Copy every line, leaving nothing out and adding nothing.
__________
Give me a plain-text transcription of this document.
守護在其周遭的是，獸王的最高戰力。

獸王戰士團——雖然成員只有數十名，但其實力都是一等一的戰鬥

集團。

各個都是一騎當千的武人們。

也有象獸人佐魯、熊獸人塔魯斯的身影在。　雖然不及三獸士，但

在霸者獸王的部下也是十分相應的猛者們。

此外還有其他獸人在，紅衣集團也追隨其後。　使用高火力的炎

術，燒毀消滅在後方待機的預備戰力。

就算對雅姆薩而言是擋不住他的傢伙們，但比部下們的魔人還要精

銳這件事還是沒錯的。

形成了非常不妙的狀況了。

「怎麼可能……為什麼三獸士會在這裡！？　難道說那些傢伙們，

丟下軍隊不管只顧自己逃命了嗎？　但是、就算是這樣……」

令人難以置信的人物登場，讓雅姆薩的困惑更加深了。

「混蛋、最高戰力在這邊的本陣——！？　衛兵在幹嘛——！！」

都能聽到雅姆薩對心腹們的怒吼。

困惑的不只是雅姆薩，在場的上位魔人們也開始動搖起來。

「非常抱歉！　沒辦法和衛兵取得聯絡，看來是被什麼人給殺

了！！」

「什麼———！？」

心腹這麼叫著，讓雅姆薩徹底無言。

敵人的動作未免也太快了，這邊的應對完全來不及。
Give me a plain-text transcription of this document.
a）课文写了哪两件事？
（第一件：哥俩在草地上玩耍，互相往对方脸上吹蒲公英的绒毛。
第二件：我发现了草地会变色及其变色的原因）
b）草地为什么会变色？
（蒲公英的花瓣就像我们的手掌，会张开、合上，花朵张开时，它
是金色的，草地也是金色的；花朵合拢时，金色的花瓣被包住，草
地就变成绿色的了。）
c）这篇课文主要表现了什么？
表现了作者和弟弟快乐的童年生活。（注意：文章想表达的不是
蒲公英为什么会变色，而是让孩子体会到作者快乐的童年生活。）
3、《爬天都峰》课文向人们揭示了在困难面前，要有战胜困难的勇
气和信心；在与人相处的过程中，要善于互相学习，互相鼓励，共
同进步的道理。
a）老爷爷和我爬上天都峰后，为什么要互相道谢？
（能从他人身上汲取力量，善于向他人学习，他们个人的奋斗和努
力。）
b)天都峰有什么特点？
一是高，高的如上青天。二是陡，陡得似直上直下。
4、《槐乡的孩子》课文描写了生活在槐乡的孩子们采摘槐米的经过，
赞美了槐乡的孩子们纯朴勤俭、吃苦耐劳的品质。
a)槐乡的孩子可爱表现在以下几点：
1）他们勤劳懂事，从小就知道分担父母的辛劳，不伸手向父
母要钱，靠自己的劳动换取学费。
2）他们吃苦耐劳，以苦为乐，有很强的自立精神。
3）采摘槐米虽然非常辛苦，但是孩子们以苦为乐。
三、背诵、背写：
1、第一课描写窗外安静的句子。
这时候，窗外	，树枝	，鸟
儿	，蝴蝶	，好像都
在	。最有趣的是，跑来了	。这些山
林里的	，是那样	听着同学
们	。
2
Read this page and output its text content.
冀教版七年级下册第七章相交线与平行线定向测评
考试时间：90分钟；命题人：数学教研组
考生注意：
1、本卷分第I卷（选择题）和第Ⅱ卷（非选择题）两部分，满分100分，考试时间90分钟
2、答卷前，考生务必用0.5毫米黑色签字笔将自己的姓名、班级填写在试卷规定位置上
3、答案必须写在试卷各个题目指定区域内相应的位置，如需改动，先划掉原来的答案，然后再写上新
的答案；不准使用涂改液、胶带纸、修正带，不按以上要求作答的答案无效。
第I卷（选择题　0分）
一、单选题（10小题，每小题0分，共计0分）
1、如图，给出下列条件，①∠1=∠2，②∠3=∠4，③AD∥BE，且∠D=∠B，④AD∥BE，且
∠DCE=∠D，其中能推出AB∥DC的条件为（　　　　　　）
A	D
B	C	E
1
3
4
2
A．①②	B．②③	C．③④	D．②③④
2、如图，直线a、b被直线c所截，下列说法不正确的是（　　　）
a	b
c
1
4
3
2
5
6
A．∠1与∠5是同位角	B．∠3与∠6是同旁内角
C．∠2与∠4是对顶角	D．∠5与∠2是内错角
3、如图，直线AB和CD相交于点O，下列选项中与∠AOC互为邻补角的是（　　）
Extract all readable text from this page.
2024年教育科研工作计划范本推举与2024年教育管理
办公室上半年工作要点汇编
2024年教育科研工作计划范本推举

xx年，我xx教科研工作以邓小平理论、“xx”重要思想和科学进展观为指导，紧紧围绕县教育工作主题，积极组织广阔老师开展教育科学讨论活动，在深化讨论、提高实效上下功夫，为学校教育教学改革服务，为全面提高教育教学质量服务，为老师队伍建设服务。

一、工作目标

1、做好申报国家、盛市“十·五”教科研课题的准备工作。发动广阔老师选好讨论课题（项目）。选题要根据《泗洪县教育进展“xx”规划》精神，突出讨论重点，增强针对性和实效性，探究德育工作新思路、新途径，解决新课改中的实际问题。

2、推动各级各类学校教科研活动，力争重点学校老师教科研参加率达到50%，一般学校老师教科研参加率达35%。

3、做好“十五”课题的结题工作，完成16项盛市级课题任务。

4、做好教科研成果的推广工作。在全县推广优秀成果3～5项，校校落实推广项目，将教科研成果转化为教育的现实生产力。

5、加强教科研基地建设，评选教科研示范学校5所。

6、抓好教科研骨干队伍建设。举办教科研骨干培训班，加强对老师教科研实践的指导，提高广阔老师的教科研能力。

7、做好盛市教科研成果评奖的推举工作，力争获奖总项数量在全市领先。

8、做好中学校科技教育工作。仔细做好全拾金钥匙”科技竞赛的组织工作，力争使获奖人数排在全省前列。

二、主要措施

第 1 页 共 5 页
__________
**Finished task**
Give me a plain-text transcription of this document.
守護在其周遭的是，獸王的最高戰力。

獸王戰士團——雖然成員只有數十名，但其實力都是一等一的戰鬥

集團。

各個都是一騎當千的武人們。

也有象獸人佐魯、熊獸人塔魯斯的身影在。　雖然不及三獸士，但

在霸者獸王的部下也是十分相應的猛者們。

此外還有其他獸人在，紅衣集團也追隨其後。　使用高火力的炎

術，燒毀消滅在後方待機的預備戰力。

就算對雅姆薩而言是擋不住他的傢伙們，但比部下們的魔人還要精

銳這件事還是沒錯的。

形成了非常不妙的狀況了。

「怎麼可能……為什麼三獸士會在這裡！？　難道說那些傢伙們，

丟下軍隊不管只顧自己逃命了嗎？　但是、就算是這樣……」

令人難以置信的人物登場，讓雅姆薩的困惑更加深了。

「混蛋、最高戰力在這邊的本陣——！？　衛兵在幹嘛——！！」

都能聽到雅姆薩對心腹們的怒吼。

困惑的不只是雅姆薩，在場的上位魔人們也開始動搖起來。

「非常抱歉！　沒辦法和衛兵取得聯絡，看來是被什麼人給殺

了！！」

「什麼———！？」

心腹這麼叫著，讓雅姆薩徹底無言。

敵人的動作未免也太快了，這邊的應對完全來不及。
Give me a plain-text transcription of this document.
a）课文写了哪两件事？
（第一件：哥俩在草地上玩耍，互相往对方脸上吹蒲公英的绒毛。
第二件：我发现了草地会变色及其变色的原因）
b）草地为什么会变色？
（蒲公英的花瓣就像我们的手掌，会张开、合上，花朵张开时，它
是金色的，草地也是金色的；花朵合拢时，金色的花瓣被包住，草
地就变成绿色的了。）
c）这篇课文主要表现了什么？
表现了作者和弟弟快乐的童年生活。（注意：文章想表达的不是
蒲公英为什么会变色，而是让孩子体会到作者快乐的童年生活。）
3、《爬天都峰》课文向人们揭示了在困难面前，要有战胜困难的勇
气和信心；在与人相处的过程中，要善于互相学习，互相鼓励，共
同进步的道理。
a）老爷爷和我爬上天都峰后，为什么要互相道谢？
（能从他人身上汲取力量，善于向他人学习，他们个人的奋斗和努
力。）
b)天都峰有什么特点？
一是高，高的如上青天。二是陡，陡得似直上直下。
4、《槐乡的孩子》课文描写了生活在槐乡的孩子们采摘槐米的经过，
赞美了槐乡的孩子们纯朴勤俭、吃苦耐劳的品质。
a)槐乡的孩子可爱表现在以下几点：
1）他们勤劳懂事，从小就知道分担父母的辛劳，不伸手向父
母要钱，靠自己的劳动换取学费。
2）他们吃苦耐劳，以苦为乐，有很强的自立精神。
3）采摘槐米虽然非常辛苦，但是孩子们以苦为乐。
三、背诵、背写：
1、第一课描写窗外安静的句子。
这时候，窗外	，树枝	，鸟
儿	，蝴蝶	，好像都
在	。最有趣的是，跑来了	。这些山
林里的	，是那样	听着同学
们	。
2
Read this page and output its text content.
冀教版七年级下册第七章相交线与平行线定向测评
考试时间：90分钟；命题人：数学教研组
考生注意：
1、本卷分第I卷（选择题）和第Ⅱ卷（非选择题）两部分，满分100分，考试时间90分钟
2、答卷前，考生务必用0.5毫米黑色签字笔将自己的姓名、班级填写在试卷规定位置上
3、答案必须写在试卷各个题目指定区域内相应的位置，如需改动，先划掉原来的答案，然后再写上新
的答案；不准使用涂改液、胶带纸、修正带，不按以上要求作答的答案无效。
第I卷（选择题　0分）
一、单选题（10小题，每小题0分，共计0分）
1、如图，给出下列条件，①∠1=∠2，②∠3=∠4，③AD∥BE，且∠D=∠B，④AD∥BE，且
∠DCE=∠D，其中能推出AB∥DC的条件为（　　　　　　）
A	D
B	C	E
1
3
4
2
A．①②	B．②③	C．③④	D．②③④
2、如图，直线a、b被直线c所截，下列说法不正确的是（　　　）
a	b
c
1
4
3
2
5
6
A．∠1与∠5是同位角	B．∠3与∠6是同旁内角
C．∠2与∠4是对顶角	D．∠5与∠2是内错角
3、如图，直线AB和CD相交于点O，下列选项中与∠AOC互为邻补角的是（　　）
Extract all readable text from this page.
2024年教育科研工作计划范本推举与2024年教育管理
办公室上半年工作要点汇编
2024年教育科研工作计划范本推举

xx年，我xx教科研工作以邓小平理论、“xx”重要思想和科学进展观为指导，紧紧围绕县教育工作主题，积极组织广阔老师开展教育科学讨论活动，在深化讨论、提高实效上下功夫，为学校教育教学改革服务，为全面提高教育教学质量服务，为老师队伍建设服务。

一、工作目标

1、做好申报国家、盛市“十·五”教科研课题的准备工作。发动广阔老师选好讨论课题（项目）。选题要根据《泗洪县教育进展“xx”规划》精神，突出讨论重点，增强针对性和实效性，探究德育工作新思路、新途径，解决新课改中的实际问题。

2、推动各级各类学校教科研活动，力争重点学校老师教科研参加率达到50%，一般学校老师教科研参加率达35%。

3、做好“十五”课题的结题工作，完成16项盛市级课题任务。

4、做好教科研成果的推广工作。在全县推广优秀成果3～5项，校校落实推广项目，将教科研成果转化为教育的现实生产力。

5、加强教科研基地建设，评选教科研示范学校5所。

6、抓好教科研骨干队伍建设。举办教科研骨干培训班，加强对老师教科研实践的指导，提高广阔老师的教科研能力。

7、做好盛市教科研成果评奖的推举工作，力争获奖总项数量在全市领先。

8、做好中学校科技教育工作。仔细做好全拾金钥匙”科技竞赛的组织工作，力争使获奖人数排在全省前列。

二、主要措施

第 1 页 共 5 页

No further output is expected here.